Objective -> Pull every line of the entries that has the word "Colors".
::::::::
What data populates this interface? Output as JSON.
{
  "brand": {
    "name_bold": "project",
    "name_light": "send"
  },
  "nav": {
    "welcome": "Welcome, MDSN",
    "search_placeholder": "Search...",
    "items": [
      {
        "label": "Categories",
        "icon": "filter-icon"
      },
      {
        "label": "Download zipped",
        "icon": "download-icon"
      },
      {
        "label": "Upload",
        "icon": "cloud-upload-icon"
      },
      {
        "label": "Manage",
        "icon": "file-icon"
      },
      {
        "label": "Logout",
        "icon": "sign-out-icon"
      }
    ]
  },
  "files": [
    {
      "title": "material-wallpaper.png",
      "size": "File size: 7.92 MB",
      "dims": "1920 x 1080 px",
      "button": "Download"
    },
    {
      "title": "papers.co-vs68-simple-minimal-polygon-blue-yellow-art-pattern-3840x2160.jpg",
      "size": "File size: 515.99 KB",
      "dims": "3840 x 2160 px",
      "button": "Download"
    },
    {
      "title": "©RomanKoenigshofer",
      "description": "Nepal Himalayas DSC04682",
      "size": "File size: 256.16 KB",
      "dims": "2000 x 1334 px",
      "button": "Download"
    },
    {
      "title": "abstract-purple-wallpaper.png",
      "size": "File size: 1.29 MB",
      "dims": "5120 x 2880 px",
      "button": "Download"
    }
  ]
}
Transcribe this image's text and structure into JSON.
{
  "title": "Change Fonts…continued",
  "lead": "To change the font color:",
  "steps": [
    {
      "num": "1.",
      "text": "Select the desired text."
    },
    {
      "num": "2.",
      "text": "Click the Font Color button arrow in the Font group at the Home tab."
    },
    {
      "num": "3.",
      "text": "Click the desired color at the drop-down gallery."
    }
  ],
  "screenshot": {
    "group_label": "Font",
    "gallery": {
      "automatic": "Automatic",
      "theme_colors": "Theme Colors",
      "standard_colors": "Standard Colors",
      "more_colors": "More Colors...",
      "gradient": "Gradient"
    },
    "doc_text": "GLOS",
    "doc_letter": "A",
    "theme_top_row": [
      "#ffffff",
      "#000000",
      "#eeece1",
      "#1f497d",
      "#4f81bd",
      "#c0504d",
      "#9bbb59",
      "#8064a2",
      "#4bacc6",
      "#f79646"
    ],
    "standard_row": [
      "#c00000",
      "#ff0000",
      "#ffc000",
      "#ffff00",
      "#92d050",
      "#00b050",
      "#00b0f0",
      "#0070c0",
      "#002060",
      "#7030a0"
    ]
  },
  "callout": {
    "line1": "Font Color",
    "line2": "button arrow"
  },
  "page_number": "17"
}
::::::::
Completed task ->
      "theme_colors": "Theme Colors",
      "standard_colors": "Standard Colors",
      "more_colors": "More Colors...",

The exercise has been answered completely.